Data extracted from a collection:
+===+

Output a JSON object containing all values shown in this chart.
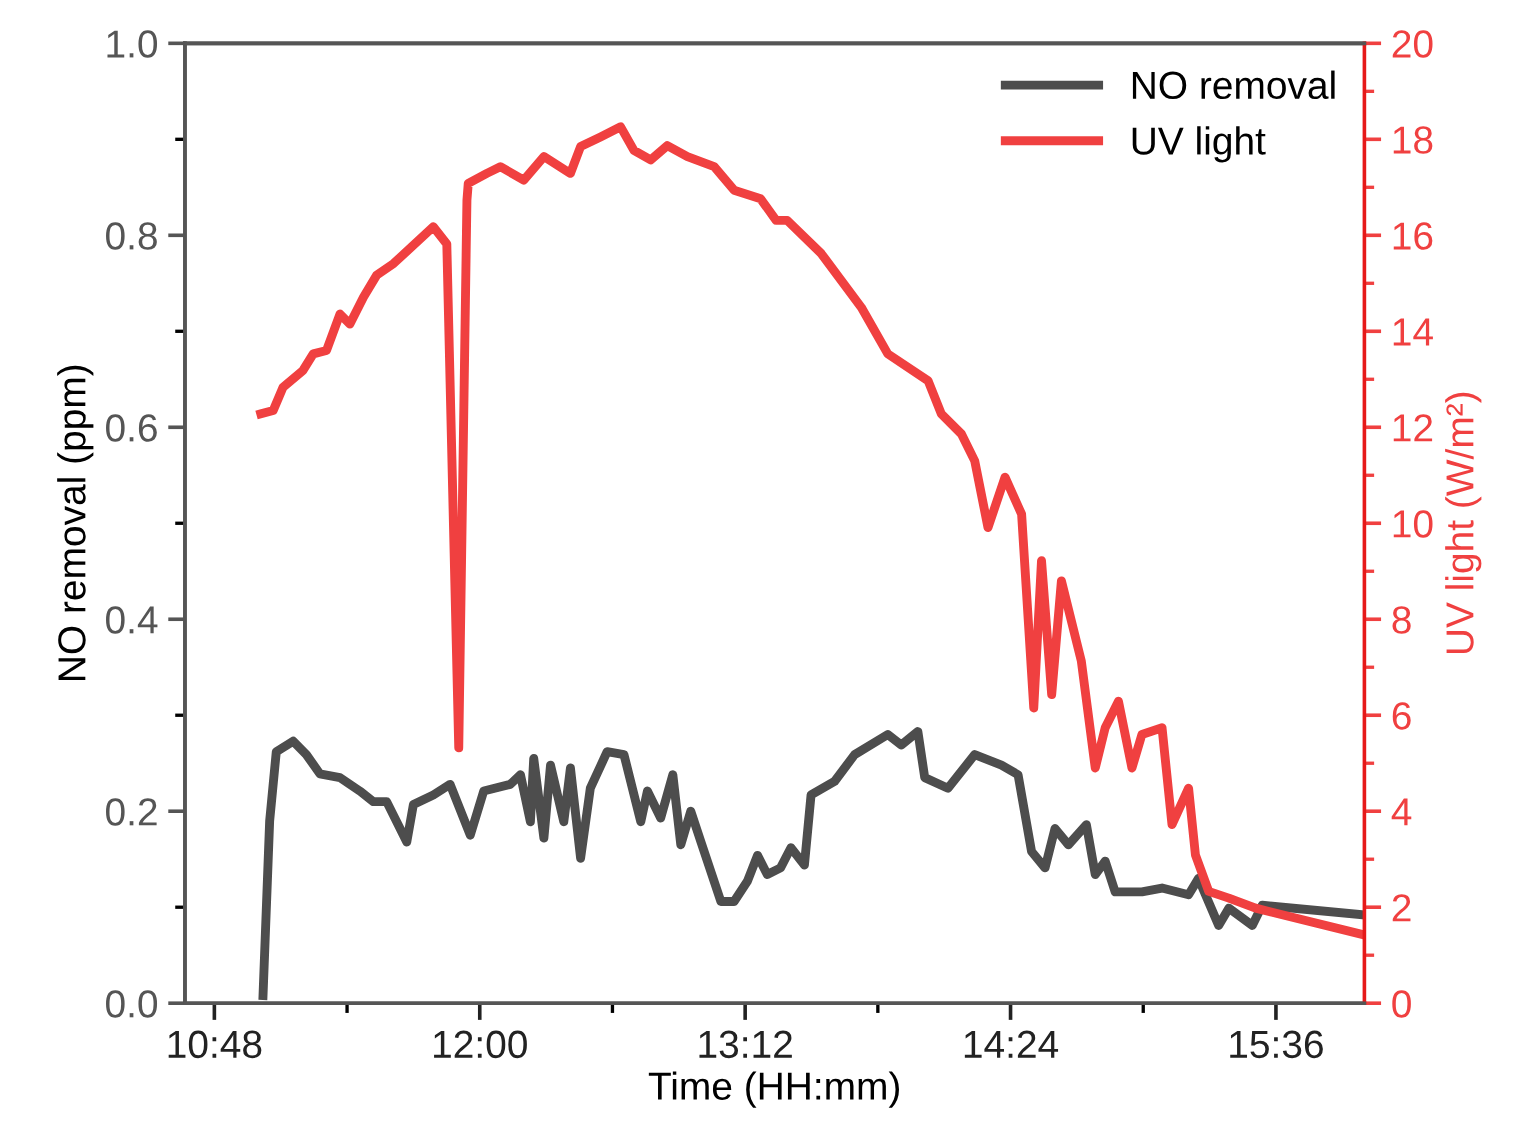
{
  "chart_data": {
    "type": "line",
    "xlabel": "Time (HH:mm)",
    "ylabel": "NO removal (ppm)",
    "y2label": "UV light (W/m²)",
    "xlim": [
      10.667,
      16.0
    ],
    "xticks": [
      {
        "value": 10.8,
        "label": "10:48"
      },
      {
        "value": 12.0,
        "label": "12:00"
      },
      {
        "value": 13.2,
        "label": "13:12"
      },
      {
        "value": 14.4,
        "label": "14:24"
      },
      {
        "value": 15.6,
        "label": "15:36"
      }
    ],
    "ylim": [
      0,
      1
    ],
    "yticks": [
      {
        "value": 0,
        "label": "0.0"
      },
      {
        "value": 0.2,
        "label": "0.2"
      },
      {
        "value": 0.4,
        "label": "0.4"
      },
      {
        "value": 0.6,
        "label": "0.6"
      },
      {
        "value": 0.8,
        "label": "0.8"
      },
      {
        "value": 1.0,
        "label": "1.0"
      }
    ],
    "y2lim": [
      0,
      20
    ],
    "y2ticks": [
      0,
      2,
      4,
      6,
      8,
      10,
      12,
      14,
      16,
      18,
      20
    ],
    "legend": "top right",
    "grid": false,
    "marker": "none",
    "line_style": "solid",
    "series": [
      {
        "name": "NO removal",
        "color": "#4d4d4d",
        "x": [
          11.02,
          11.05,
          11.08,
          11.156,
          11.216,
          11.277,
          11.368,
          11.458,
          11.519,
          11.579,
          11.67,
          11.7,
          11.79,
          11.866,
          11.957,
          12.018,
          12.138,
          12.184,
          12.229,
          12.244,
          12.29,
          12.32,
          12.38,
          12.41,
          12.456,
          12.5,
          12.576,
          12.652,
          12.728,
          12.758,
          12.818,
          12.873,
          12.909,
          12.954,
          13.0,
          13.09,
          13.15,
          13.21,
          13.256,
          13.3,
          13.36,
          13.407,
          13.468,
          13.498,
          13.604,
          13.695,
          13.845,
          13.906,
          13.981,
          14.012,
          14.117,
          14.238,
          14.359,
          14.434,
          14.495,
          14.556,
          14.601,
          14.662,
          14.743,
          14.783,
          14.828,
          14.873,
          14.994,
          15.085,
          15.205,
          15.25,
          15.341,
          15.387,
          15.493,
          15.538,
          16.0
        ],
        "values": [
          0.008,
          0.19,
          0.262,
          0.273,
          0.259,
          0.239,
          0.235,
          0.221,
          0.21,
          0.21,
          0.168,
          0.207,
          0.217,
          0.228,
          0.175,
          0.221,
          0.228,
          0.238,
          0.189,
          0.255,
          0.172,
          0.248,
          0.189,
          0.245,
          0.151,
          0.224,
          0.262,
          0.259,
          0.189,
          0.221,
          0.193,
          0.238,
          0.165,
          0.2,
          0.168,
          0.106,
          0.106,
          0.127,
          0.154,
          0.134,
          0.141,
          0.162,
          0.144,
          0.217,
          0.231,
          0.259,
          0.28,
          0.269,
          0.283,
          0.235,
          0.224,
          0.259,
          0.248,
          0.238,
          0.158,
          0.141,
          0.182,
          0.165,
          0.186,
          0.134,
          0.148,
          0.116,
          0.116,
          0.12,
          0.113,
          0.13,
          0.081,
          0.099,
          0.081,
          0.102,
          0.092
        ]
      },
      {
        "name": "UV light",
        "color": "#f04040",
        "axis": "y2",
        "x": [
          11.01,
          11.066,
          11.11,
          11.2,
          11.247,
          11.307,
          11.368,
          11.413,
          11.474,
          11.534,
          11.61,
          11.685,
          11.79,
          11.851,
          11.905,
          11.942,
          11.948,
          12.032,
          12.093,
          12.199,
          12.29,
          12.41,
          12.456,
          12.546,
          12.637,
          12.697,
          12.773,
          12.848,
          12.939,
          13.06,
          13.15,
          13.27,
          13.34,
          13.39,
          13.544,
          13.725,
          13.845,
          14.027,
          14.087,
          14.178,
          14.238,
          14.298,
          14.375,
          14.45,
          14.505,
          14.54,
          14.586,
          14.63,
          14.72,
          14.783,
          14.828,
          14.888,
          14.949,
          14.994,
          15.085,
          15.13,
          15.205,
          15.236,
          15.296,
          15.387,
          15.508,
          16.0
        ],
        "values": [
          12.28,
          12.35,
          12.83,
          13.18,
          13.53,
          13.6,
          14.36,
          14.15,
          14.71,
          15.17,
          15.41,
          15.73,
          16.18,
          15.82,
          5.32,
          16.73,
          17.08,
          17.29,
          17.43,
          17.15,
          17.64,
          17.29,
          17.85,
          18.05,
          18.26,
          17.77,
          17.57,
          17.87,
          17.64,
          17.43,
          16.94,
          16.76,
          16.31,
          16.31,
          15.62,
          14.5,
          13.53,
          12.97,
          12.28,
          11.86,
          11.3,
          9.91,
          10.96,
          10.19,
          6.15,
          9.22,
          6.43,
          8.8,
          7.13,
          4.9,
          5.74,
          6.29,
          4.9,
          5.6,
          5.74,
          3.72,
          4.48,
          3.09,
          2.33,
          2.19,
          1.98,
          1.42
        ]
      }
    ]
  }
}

+===+

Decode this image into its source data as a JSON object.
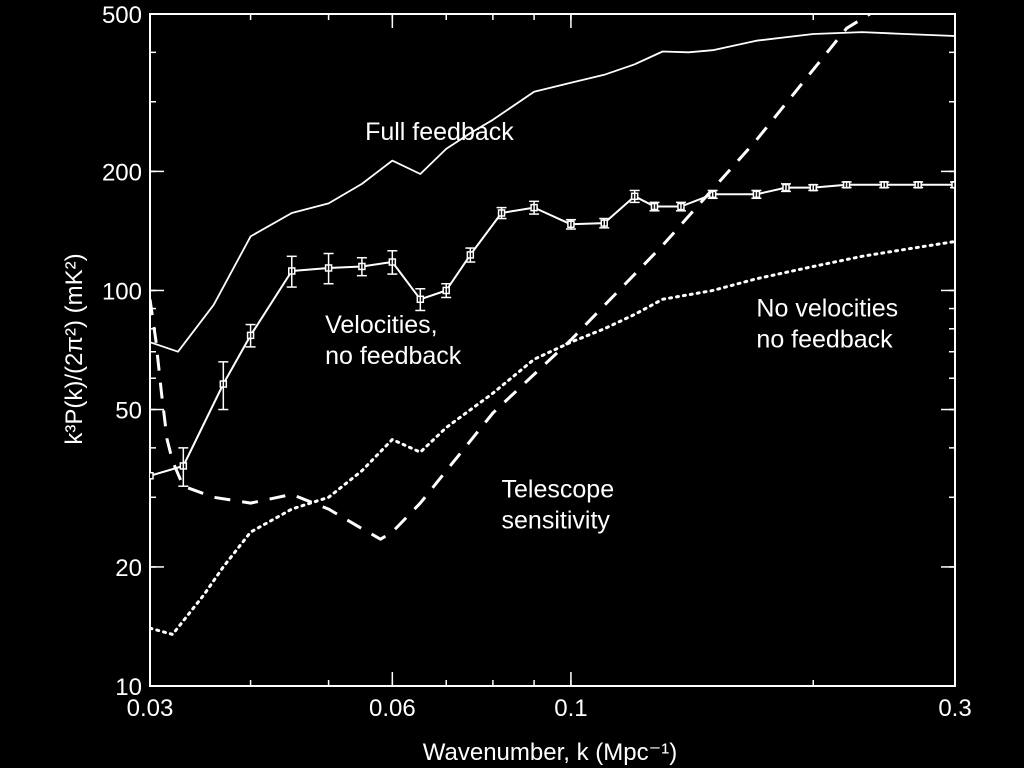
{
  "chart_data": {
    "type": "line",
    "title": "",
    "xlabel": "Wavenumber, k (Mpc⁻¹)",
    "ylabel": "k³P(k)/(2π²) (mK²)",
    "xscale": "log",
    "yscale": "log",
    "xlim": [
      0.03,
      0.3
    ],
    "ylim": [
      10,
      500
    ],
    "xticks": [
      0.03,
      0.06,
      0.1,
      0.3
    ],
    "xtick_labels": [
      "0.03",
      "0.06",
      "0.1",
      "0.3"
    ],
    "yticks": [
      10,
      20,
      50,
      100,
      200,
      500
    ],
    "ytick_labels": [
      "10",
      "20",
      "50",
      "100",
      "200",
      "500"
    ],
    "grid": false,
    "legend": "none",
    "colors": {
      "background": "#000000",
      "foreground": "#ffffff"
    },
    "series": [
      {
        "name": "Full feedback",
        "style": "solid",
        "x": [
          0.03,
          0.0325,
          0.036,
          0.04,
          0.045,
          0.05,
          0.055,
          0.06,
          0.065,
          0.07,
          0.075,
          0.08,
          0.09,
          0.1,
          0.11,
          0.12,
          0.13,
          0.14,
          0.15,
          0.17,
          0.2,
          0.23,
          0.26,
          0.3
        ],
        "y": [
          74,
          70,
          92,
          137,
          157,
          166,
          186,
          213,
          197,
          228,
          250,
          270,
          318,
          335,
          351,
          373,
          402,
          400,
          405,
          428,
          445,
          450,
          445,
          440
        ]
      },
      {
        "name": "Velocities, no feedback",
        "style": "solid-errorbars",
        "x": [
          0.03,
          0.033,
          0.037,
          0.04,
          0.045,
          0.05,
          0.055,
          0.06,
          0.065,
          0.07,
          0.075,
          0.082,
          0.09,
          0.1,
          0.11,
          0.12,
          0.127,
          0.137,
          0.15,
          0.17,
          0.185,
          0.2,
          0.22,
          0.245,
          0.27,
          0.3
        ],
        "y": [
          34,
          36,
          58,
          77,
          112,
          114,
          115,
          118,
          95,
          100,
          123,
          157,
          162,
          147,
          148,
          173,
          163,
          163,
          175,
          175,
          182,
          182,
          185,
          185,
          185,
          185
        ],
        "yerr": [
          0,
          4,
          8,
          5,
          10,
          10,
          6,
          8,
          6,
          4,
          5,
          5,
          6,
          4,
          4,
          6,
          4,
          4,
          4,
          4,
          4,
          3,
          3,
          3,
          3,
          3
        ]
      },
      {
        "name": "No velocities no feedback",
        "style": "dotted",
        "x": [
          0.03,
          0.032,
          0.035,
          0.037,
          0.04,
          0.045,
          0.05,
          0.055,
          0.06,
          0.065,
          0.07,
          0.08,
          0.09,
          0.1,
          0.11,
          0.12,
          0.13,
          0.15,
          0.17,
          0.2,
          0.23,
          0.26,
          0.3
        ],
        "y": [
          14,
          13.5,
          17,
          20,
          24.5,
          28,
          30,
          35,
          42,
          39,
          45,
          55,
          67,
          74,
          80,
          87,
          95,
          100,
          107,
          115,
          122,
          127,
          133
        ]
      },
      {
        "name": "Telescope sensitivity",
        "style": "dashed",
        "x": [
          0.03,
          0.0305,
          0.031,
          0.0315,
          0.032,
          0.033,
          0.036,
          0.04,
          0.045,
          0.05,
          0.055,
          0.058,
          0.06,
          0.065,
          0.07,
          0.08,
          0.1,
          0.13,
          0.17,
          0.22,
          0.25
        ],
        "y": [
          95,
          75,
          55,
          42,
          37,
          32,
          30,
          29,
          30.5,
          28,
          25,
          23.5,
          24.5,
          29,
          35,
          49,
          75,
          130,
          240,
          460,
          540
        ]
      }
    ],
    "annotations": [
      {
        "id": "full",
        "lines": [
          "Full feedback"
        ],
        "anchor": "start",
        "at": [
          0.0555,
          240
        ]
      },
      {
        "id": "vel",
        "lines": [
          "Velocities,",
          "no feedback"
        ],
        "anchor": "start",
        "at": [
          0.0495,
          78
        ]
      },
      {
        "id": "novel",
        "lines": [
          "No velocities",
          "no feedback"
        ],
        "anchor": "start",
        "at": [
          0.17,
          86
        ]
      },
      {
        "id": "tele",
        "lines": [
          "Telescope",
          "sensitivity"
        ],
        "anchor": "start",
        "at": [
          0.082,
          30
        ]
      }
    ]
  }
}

+===+

## Given request
Gather each line from the listing above that holds "this".

## Problem solution
Output a JSON object containing all values shown in this chart.
Decode this image into its source data as a JSON object.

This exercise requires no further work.